Direction A
In the thread about the Pennsylvania election lawsuit, which two counties were the plaintiffs from?

Quoted text
"""
I received a number of inquiries concerning whether the PA federal court case that was dismissed with prejudice yesterday can or will find its way up to SCOTUS on appeal. This is a long thread, but worth reading in its entirety if you want to fully understand... /1
...what’s going on and why I and other legal minds feel no anxiety over an appeal.

First, let me emphasize that ANY federal court case at the trial court level can be appealed. That will happen here. First, Trump will go to the Third Circuit (where he will lose) and then.../2
... he will appeal it quickly to SCOTUS. For the reasons I will walk through below, he will also lose there.

I want to further emphasize that I share concerns that SCOTUS is partial to the GOP and a Trump administration, in much the way the court was partial... /3
...to Bush in 2000 and delivered a 5-4 opinion that stopped the recount. But this is a very different situation than 2000, and I do not think any court, no matter how biased, will be able to contort itself into delivering Pennsylvania.../4
... for Trump or otherwise invalidating its election.

To understand why, we need to look at the facts of this case and what they are actually alleging.

Two plaintiffs from Lancaster and Fayette, Pennsylvania (two heavily red counties) allege that their mail-in votes.../5
... were canceled and, unlike other voters in other counties, they were not given an opportunity to “cure” the invalidation. The brief history of this is important. In 2019 the GOP-controlled legislature in PA passed a law providing.../6
... for no-excuse-needed mail-in voting for all voters in the state. The rules for how voters had to complete ballots were stricter than most states. There was an infamous “secrecy” envelope, inside of which voters had to put the ballot envelope. People complained.../7
...that this would wind up with a lot of rejected ballots as the process was not very intuitive or normal.

The new mail-in ballot law did not address what rights voters have to any notice that their ballot was defective, or to “cure” a defectively submitted ballot.../8
... after it was rejected by a county elections office (these are called “notice and cure” provisions). The PA Supreme Court in another case in October held that counties were not REQUIRED to adopt any notice and cure provisions.../9
... , but did not address whether any of these provisions were forbidden. On Nov 2, the Secretary of State, Kathy Boockvar, sent an email to the counties encouraging them to provide notice to any voters who submitted defective ballots.../10
... so that they could be cured. Some counties did so, including Philly County. Others, including Lancaster and Fayette, did not.

Plaintiffs sued Boockvar and the State Board of Elections, but curiously only sued counties OTHER than their own, including Allegheny,.../11
... Centre, Chester, Delaware, Montgomery, Northampton, and Philadelphia (all heavily Biden counties).

Okay, so now the legal arguments. The first things Plaintiffs lost on, and this is critical, is called “Standing.” In order to bring.../12
... a case in court, you have to have standing, meaning the right to sue. You have to show you 1) suffered an injury, 2) that the injury is traceable to the named defendants, and 3) that it can be redressed by the court. Here, the court found.../13
... there was injury to the two voters in that their ballots were canceled. But on parts 2) and 3), the case fell apart.
"""
Direction B
Pull out every line of the listing below that contains the string "column", treating uppercase and lowercase as different.

Element and coordinate listing:
"""
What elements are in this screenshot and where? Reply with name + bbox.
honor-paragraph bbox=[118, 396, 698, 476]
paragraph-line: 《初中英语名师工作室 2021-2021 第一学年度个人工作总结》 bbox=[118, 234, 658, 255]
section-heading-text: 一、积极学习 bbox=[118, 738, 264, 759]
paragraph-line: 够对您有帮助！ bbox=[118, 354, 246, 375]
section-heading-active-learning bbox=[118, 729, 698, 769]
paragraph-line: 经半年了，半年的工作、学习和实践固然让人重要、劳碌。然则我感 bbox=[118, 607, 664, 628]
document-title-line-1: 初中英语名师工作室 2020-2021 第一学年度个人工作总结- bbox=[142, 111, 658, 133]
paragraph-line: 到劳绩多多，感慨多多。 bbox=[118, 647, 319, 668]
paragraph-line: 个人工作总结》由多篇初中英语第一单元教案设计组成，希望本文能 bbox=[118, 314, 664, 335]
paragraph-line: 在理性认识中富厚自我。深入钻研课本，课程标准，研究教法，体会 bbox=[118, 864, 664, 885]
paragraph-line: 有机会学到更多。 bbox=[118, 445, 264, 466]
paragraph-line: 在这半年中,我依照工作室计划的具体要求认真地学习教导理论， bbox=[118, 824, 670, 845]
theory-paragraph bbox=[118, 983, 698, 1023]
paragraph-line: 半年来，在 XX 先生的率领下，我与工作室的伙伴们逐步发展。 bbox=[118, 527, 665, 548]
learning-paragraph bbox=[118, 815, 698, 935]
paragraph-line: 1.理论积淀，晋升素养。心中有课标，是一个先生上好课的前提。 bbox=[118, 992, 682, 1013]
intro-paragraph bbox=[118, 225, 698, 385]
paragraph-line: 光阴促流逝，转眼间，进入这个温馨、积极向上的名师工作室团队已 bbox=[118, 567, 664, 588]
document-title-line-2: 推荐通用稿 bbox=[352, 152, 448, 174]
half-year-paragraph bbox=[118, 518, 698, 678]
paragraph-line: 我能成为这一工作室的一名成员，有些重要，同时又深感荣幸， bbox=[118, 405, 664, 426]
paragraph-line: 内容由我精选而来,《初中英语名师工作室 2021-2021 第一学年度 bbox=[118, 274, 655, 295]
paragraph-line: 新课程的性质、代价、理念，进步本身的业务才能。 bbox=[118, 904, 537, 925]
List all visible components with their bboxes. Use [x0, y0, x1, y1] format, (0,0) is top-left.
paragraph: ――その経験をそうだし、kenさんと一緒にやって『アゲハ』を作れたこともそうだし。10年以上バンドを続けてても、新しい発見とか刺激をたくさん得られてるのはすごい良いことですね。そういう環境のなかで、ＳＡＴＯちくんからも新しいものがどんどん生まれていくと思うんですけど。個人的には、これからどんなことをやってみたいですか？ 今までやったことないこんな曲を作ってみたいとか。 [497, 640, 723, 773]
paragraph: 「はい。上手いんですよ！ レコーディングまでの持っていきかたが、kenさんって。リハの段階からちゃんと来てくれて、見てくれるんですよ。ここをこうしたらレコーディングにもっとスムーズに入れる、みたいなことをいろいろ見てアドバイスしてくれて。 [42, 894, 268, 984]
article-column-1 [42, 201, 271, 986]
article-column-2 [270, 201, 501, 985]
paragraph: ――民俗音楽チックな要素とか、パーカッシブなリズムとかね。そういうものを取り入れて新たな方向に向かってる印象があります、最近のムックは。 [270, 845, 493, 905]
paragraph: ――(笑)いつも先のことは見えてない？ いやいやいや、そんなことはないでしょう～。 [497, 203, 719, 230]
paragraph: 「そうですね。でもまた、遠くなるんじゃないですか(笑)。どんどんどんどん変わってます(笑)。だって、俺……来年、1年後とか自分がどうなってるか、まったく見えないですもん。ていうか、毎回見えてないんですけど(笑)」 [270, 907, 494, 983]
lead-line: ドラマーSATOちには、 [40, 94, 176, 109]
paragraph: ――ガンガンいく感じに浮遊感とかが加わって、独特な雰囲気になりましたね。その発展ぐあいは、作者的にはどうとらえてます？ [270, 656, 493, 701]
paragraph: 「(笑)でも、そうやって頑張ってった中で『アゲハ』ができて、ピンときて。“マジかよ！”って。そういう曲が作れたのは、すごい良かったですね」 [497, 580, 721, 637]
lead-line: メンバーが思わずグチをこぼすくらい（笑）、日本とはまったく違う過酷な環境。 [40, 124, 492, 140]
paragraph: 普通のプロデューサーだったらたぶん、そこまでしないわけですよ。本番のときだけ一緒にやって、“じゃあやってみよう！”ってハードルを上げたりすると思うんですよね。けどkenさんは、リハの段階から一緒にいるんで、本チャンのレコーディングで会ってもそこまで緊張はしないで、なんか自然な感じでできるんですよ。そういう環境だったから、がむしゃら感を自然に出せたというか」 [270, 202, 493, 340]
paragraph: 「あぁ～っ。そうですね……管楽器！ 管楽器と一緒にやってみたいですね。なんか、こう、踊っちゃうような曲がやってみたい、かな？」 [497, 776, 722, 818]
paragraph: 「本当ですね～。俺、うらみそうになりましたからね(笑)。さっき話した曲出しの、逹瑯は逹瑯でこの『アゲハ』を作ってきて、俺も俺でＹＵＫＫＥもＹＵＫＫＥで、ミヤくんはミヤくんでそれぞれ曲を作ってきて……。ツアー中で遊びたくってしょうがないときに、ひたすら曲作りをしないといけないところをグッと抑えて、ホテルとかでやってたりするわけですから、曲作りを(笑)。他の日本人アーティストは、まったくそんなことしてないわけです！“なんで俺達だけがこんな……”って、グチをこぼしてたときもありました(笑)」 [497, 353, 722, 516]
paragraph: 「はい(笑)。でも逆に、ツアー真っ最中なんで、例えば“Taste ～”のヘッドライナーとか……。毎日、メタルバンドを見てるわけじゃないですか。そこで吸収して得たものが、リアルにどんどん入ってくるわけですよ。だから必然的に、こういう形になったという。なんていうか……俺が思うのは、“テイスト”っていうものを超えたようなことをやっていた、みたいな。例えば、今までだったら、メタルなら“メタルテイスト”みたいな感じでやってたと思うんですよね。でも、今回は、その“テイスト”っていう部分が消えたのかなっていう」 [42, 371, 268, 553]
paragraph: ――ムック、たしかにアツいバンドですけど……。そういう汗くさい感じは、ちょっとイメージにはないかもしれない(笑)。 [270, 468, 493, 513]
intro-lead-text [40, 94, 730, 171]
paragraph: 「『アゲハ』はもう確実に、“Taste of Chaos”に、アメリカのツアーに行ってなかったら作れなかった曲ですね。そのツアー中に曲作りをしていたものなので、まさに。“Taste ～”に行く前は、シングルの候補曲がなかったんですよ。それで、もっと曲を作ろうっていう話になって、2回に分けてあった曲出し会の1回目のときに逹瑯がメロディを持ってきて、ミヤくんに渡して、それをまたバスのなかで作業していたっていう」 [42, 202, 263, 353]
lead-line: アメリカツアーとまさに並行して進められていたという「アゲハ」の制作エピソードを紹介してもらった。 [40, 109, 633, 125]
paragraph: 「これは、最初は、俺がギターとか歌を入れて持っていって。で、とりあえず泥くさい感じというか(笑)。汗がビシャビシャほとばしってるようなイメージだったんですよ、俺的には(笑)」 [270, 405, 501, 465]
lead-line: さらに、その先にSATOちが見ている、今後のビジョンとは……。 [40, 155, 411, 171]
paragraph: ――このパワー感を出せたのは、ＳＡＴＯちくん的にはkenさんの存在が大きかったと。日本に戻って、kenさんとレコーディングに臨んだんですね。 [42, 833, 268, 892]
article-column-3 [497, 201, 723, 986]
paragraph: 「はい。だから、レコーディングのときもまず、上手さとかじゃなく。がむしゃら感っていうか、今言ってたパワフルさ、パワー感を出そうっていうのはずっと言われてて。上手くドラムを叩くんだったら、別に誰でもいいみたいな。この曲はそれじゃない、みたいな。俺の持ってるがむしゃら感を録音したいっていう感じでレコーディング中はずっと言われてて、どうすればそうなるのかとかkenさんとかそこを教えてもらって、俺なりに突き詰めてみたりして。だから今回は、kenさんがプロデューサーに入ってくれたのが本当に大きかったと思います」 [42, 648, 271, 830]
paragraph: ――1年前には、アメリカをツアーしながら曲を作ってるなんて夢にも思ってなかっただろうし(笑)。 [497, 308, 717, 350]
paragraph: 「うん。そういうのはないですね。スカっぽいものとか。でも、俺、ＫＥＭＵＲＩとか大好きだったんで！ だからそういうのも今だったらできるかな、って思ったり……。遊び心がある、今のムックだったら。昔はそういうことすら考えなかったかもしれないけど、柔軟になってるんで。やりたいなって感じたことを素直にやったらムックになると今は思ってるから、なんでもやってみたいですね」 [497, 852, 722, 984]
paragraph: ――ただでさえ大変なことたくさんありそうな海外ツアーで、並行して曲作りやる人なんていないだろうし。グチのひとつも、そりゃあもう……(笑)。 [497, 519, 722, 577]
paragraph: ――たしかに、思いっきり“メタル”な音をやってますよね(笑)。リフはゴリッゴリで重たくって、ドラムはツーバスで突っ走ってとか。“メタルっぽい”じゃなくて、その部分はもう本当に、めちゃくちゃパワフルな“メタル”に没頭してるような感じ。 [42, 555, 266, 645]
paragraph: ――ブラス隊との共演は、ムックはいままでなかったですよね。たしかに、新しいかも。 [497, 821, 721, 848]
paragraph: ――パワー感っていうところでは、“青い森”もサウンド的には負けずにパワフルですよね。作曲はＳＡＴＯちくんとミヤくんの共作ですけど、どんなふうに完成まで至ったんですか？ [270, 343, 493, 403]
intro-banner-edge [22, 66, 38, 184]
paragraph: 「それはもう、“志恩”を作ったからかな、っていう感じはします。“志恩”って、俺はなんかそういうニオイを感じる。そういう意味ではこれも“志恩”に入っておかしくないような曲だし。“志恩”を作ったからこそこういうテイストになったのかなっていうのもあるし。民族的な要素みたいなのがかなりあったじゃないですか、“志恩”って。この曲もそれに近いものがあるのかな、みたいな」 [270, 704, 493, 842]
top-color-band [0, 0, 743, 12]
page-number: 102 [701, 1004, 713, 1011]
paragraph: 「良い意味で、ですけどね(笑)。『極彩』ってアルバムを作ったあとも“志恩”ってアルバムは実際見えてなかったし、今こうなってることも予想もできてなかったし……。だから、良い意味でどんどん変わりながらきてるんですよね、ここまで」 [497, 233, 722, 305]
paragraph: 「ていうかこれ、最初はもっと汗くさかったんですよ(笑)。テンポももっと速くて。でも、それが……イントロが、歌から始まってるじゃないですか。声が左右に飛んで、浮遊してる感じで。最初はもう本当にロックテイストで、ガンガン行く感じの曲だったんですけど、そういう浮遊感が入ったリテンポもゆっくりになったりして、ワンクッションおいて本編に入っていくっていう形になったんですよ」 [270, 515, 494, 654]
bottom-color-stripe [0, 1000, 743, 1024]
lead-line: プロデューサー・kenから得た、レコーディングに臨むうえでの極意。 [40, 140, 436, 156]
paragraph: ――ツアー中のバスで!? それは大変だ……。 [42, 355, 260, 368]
"""
Correct result A
Lancaster and Fayette.

Correct result B
article-column-1 [42, 201, 271, 986]
article-column-2 [270, 201, 501, 985]
article-column-3 [497, 201, 723, 986]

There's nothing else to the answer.